## [Tujuan Tugas]
Ambil seluruh teks tentang gerakan Islam awal abad ke-20 di Indonesia, lalu tulis ulang tanpa mengubah satu kata pun.

## [Blok Teks]
· · · · · · ·
Demikian juga dengan gerakan-gerakan Islam di Indonesia yang muncul pada awal abad ke-20. Tidak jelas bagaimana orang mengkaitkan pengaruh ajaran Muhammad ibn ‘Abd al-Wahhab dengan Sarekat Islam, Muhammadiyah, Al-Irsyad, Persatuan Islam (Persis), dan Nahdlatul Ulama (NU). Semua tokoh pendiri gerakan ini memang alumni Makkah melalui Haji dan muqim. Mereka adalah Haji Samanhudi dan H.O.S Tjokroaminoto (SDI/SI), Ahmad Dahlan (Muhammadiyah), Ahmad Al-Surkati (Al-Irsyad), Haji Zamzam dan Muhammad Yunus (Persis), dan Haji Hasjim Ash’ari (NU). Ada beberapa aspek ajaran yang dikembangkan oleh Muhammadiyah, Al-Irsyad, dan Persis mirip dengan yang dulu diajarakan oleh Muhammad Ibn ‘Abd al-Wahhab, terutama aspek ajaran akidah Islam. Namun, kemiripan ini tidak harus disimpulkan bahwa ketiga gerakan ini sama dengan gerakan “Wahhabi.” Haji Ahmad Dahlan dan Haji Hasjim Ash’ari, misalnya, belajar pada Syaikh Ahmad Khatib, seorang ulama asal Sumatra Barat yang menetap di Makkah. Meskipun Syaikh Ahmad Khatib tidak menganut orientasi ideologi keagamaan tertentu, tetapi ia memberikan kebebasan kepada para muridnya untuk membaca literatur keagamaan dari pemikir Muslim modern yang tidak ia ajarkan.
· · · · · · ·
## [Data yang Diberikan]
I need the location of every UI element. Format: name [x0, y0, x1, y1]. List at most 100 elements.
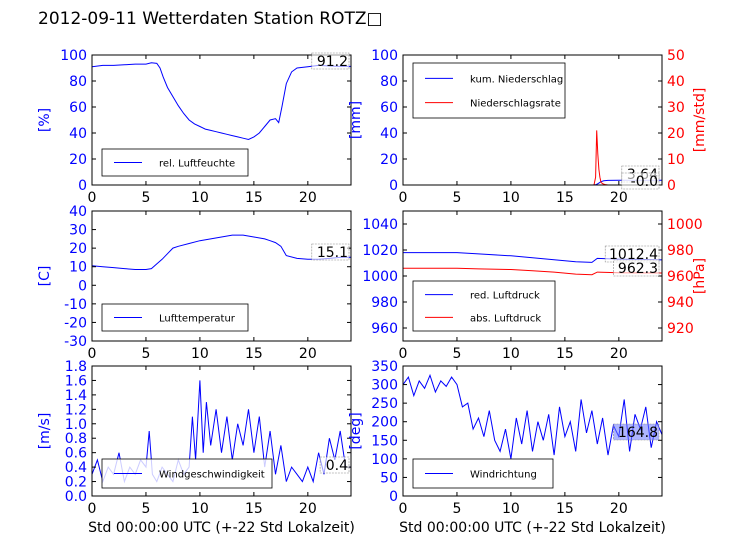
· · · · · · ·
## [Hasil Latihan]
Demikian juga dengan gerakan-gerakan Islam di Indonesia yang muncul pada awal abad ke-20. Tidak jelas bagaimana orang mengkaitkan pengaruh ajaran Muhammad ibn ‘Abd al-Wahhab dengan Sarekat Islam, Muhammadiyah, Al-Irsyad, Persatuan Islam (Persis), dan Nahdlatul Ulama (NU). Semua tokoh pendiri gerakan ini memang alumni Makkah melalui Haji dan muqim. Mereka adalah Haji Samanhudi dan H.O.S Tjokroaminoto (SDI/SI), Ahmad Dahlan (Muhammadiyah), Ahmad Al-Surkati (Al-Irsyad), Haji Zamzam dan Muhammad Yunus (Persis), dan Haji Hasjim Ash’ari (NU). Ada beberapa aspek ajaran yang dikembangkan oleh Muhammadiyah, Al-Irsyad, dan Persis mirip dengan yang dulu diajarakan oleh Muhammad Ibn ‘Abd al-Wahhab, terutama aspek ajaran akidah Islam. Namun, kemiripan ini tidak harus disimpulkan bahwa ketiga gerakan ini sama dengan gerakan “Wahhabi.” Haji Ahmad Dahlan dan Haji Hasjim Ash’ari, misalnya, belajar pada Syaikh Ahmad Khatib, seorang ulama asal Sumatra Barat yang menetap di Makkah. Meskipun Syaikh Ahmad Khatib tidak menganut orientasi ideologi keagamaan tertentu, tetapi ia memberikan kebebasan kepada para muridnya untuk membaca literatur keagamaan dari pemikir Muslim modern yang tidak ia ajarkan.